Short task →
Out of the lines below, please list those that hold the string "title".

[Stored items]
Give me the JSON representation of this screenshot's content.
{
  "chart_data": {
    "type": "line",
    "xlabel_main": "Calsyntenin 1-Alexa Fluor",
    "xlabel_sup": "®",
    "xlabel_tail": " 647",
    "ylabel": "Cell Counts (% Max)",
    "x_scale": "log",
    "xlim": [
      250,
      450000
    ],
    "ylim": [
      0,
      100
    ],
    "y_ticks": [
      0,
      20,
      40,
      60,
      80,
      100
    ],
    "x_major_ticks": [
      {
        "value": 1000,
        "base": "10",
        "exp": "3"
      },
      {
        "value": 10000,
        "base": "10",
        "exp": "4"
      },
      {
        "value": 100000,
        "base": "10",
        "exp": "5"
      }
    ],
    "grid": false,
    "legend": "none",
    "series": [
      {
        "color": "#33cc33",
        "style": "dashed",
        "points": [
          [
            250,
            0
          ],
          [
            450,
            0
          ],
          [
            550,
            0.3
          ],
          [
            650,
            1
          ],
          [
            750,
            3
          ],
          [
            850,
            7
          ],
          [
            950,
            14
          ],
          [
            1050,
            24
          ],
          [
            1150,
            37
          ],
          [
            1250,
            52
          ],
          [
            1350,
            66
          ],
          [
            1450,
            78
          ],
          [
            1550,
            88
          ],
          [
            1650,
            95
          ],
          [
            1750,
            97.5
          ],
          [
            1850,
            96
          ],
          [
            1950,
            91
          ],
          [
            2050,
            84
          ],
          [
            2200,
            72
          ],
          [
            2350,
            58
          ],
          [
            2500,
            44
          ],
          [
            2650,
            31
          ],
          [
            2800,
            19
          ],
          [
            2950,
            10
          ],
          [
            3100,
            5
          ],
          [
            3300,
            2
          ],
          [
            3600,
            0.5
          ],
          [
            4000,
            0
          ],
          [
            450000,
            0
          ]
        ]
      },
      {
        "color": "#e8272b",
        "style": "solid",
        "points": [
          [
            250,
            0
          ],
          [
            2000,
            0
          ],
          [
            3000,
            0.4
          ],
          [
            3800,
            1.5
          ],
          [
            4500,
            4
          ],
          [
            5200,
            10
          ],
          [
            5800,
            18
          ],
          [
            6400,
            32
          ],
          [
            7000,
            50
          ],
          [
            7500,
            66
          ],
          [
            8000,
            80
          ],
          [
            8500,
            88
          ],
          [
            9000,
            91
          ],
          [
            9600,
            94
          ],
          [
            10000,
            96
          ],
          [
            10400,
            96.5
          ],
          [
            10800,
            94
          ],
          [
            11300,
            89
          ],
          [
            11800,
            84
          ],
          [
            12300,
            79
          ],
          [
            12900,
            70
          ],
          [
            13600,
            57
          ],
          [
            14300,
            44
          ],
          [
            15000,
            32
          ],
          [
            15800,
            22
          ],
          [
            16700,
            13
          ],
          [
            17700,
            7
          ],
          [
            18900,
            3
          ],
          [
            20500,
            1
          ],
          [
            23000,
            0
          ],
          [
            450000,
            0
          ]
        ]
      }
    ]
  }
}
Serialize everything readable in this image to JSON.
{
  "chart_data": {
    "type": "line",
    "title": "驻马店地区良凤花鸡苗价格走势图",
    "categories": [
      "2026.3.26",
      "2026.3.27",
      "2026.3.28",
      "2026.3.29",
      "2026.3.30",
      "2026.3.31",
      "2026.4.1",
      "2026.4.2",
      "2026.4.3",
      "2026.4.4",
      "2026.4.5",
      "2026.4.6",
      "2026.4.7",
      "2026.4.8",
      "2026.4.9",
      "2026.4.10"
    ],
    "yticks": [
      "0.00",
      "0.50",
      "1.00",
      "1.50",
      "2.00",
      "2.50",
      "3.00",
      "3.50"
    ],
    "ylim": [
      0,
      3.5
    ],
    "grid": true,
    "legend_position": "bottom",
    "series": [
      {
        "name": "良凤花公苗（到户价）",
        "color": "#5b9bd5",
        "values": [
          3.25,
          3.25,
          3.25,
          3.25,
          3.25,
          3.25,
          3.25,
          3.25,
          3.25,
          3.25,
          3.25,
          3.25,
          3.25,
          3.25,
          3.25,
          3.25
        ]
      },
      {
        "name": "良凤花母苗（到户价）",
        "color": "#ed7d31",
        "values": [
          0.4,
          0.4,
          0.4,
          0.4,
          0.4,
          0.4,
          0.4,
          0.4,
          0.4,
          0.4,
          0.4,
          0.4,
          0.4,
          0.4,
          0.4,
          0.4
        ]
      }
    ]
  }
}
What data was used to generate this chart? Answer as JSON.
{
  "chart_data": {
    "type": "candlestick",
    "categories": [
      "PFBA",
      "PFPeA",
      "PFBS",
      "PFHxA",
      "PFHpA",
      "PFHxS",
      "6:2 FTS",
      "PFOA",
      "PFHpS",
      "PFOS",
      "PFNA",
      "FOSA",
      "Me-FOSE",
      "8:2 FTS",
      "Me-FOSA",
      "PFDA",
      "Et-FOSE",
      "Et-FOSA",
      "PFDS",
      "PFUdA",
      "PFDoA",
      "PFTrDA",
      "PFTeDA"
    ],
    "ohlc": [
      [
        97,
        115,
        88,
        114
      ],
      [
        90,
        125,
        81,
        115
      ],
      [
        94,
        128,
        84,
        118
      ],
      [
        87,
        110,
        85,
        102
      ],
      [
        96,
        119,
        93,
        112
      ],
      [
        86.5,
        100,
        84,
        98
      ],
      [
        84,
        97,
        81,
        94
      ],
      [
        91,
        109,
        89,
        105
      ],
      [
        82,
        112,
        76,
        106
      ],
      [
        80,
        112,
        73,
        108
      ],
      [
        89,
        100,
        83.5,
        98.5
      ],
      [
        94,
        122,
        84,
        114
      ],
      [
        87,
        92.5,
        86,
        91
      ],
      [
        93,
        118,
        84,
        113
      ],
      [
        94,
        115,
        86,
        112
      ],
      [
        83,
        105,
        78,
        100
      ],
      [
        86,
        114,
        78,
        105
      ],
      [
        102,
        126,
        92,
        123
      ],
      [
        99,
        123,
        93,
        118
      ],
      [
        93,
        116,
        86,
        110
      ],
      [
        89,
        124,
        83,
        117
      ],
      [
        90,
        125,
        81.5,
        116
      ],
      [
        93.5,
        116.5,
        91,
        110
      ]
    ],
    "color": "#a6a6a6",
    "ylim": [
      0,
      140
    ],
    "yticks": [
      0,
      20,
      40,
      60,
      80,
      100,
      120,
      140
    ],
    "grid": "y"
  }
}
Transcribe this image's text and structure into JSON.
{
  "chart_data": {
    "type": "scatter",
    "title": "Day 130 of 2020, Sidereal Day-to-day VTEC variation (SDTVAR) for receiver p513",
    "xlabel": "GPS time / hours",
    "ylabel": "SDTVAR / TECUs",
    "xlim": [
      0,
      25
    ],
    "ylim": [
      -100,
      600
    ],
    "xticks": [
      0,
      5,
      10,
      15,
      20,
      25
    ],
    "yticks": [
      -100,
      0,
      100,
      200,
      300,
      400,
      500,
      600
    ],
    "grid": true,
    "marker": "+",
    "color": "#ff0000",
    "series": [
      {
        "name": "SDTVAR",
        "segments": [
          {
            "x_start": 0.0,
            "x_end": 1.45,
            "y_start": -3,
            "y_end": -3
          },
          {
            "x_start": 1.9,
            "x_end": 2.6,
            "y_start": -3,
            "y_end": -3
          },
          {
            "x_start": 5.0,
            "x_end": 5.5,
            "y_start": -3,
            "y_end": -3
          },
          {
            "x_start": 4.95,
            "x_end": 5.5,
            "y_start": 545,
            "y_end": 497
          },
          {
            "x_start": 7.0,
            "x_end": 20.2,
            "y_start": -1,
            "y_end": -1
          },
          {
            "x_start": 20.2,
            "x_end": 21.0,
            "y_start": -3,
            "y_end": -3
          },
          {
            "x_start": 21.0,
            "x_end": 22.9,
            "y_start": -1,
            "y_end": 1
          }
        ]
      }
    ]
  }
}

Response →
    "title": "驻马店地区良凤花鸡苗价格走势图",
    "title": "Day 130 of 2020, Sidereal Day-to-day VTEC variation (SDTVAR) for receiver p513",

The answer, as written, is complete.